>> START

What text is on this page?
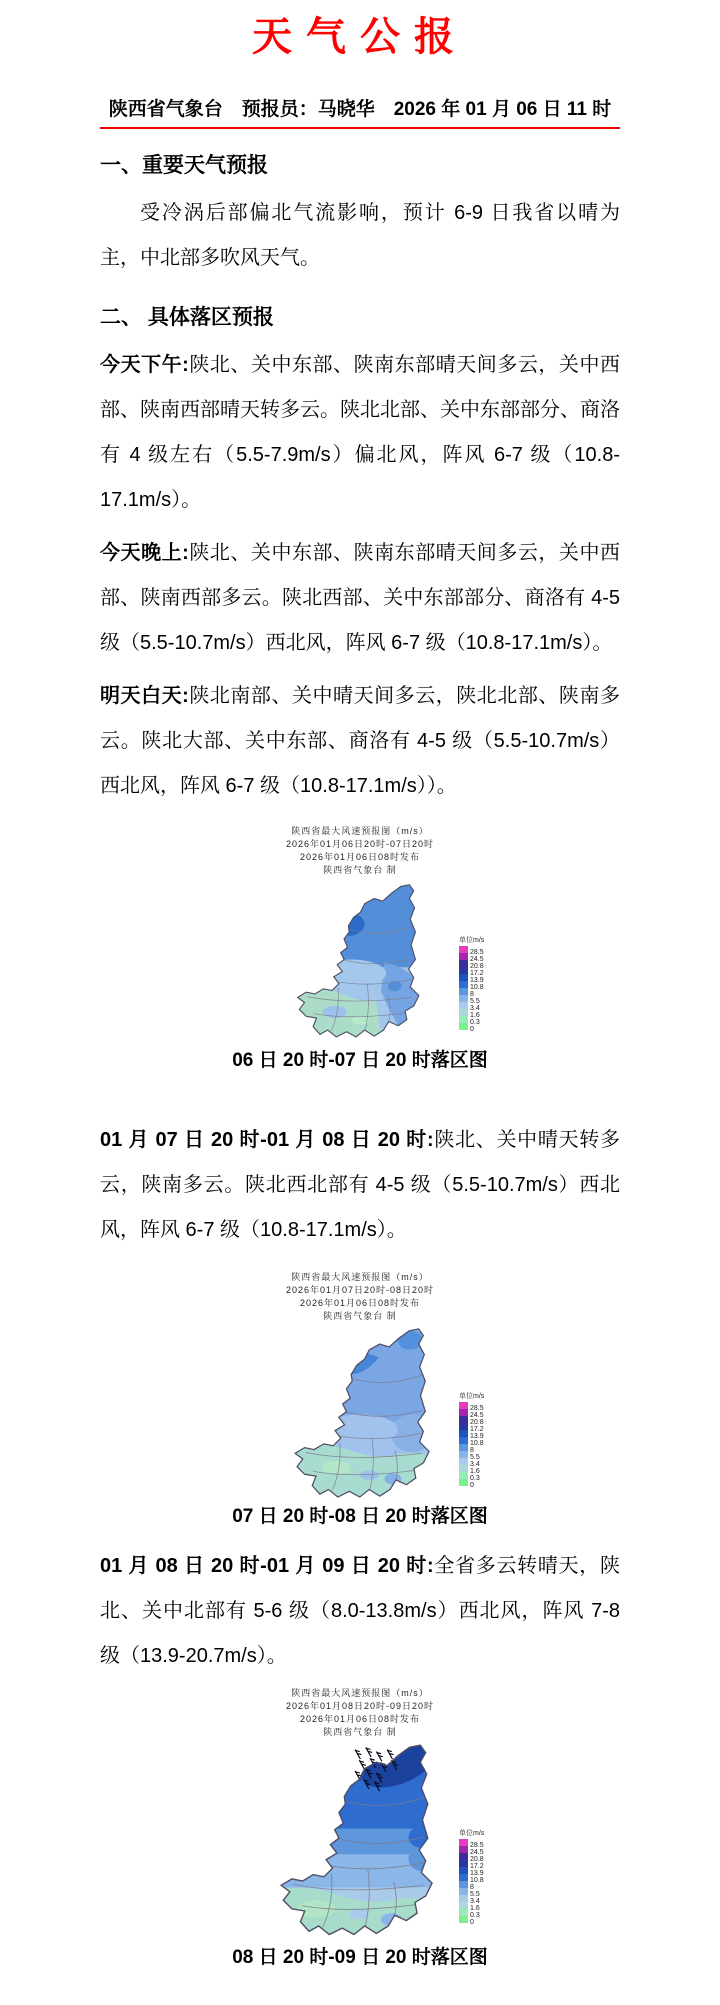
天气公报
陕西省气象台　预报员：马晓华　2026 年 01 月 06 日 11 时
一、重要天气预报

受冷涡后部偏北气流影响，预计 6-9 日我省以晴为主，中北部多吹风天气。

二、 具体落区预报

今天下午:陕北、关中东部、陕南东部晴天间多云，关中西部、陕南西部晴天转多云。陕北北部、关中东部部分、商洛有 4 级左右（5.5-7.9m/s）偏北风，阵风 6-7 级（10.8-17.1m/s）。

今天晚上:陕北、关中东部、陕南东部晴天间多云，关中西部、陕南西部多云。陕北西部、关中东部部分、商洛有 4-5 级（5.5-10.7m/s）西北风，阵风 6-7 级（10.8-17.1m/s）。

明天白天:陕北南部、关中晴天间多云，陕北北部、陕南多云。陕北大部、关中东部、商洛有 4-5 级（5.5-10.7m/s）西北风，阵风 6-7 级（10.8-17.1m/s））。

陕西省最大风速预报图（m/s）
2026年01月06日20时-07日20时
2026年01月06日08时发布
陕西省气象台 制
单位m/s
28.5
24.5
20.8
17.2
13.9
10.8
8
5.5
3.4
1.6
0.3
0
06 日 20 时-07 日 20 时落区图

01 月 07 日 20 时-01 月 08 日 20 时:陕北、关中晴天转多云，陕南多云。陕北西北部有 4-5 级（5.5-10.7m/s）西北风，阵风 6-7 级（10.8-17.1m/s）。

陕西省最大风速预报图（m/s）
2026年01月07日20时-08日20时
2026年01月06日08时发布
陕西省气象台 制
单位m/s
28.5
24.5
20.8
17.2
13.9
10.8
8
5.5
3.4
1.6
0.3
0
07 日 20 时-08 日 20 时落区图

01 月 08 日 20 时-01 月 09 日 20 时:全省多云转晴天，陕北、关中北部有 5-6 级（8.0-13.8m/s）西北风，阵风 7-8 级（13.9-20.7m/s）。

陕西省最大风速预报图（m/s）
2026年01月08日20时-09日20时
2026年01月06日08时发布
陕西省气象台 制
单位m/s
28.5
24.5
20.8
17.2
13.9
10.8
8
5.5
3.4
1.6
0.3
0
08 日 20 时-09 日 20 时落区图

>> END

* Request
Quote in full the listing given above; the images are to be left out.

* Output for this exercise
What text is on this page?
天气公报
陕西省气象台　预报员：马晓华　2026 年 01 月 06 日 11 时
一、重要天气预报

受冷涡后部偏北气流影响，预计 6-9 日我省以晴为主，中北部多吹风天气。

二、 具体落区预报

今天下午:陕北、关中东部、陕南东部晴天间多云，关中西部、陕南西部晴天转多云。陕北北部、关中东部部分、商洛有 4 级左右（5.5-7.9m/s）偏北风，阵风 6-7 级（10.8-17.1m/s）。

今天晚上:陕北、关中东部、陕南东部晴天间多云，关中西部、陕南西部多云。陕北西部、关中东部部分、商洛有 4-5 级（5.5-10.7m/s）西北风，阵风 6-7 级（10.8-17.1m/s）。

明天白天:陕北南部、关中晴天间多云，陕北北部、陕南多云。陕北大部、关中东部、商洛有 4-5 级（5.5-10.7m/s）西北风，阵风 6-7 级（10.8-17.1m/s））。

陕西省最大风速预报图（m/s）
2026年01月06日20时-07日20时
2026年01月06日08时发布
陕西省气象台 制
单位m/s
28.5
24.5
20.8
17.2
13.9
10.8
8
5.5
3.4
1.6
0.3
0
06 日 20 时-07 日 20 时落区图

01 月 07 日 20 时-01 月 08 日 20 时:陕北、关中晴天转多云，陕南多云。陕北西北部有 4-5 级（5.5-10.7m/s）西北风，阵风 6-7 级（10.8-17.1m/s）。

陕西省最大风速预报图（m/s）
2026年01月07日20时-08日20时
2026年01月06日08时发布
陕西省气象台 制
单位m/s
28.5
24.5
20.8
17.2
13.9
10.8
8
5.5
3.4
1.6
0.3
0
07 日 20 时-08 日 20 时落区图

01 月 08 日 20 时-01 月 09 日 20 时:全省多云转晴天，陕北、关中北部有 5-6 级（8.0-13.8m/s）西北风，阵风 7-8 级（13.9-20.7m/s）。

陕西省最大风速预报图（m/s）
2026年01月08日20时-09日20时
2026年01月06日08时发布
陕西省气象台 制
单位m/s
28.5
24.5
20.8
17.2
13.9
10.8
8
5.5
3.4
1.6
0.3
0
08 日 20 时-09 日 20 时落区图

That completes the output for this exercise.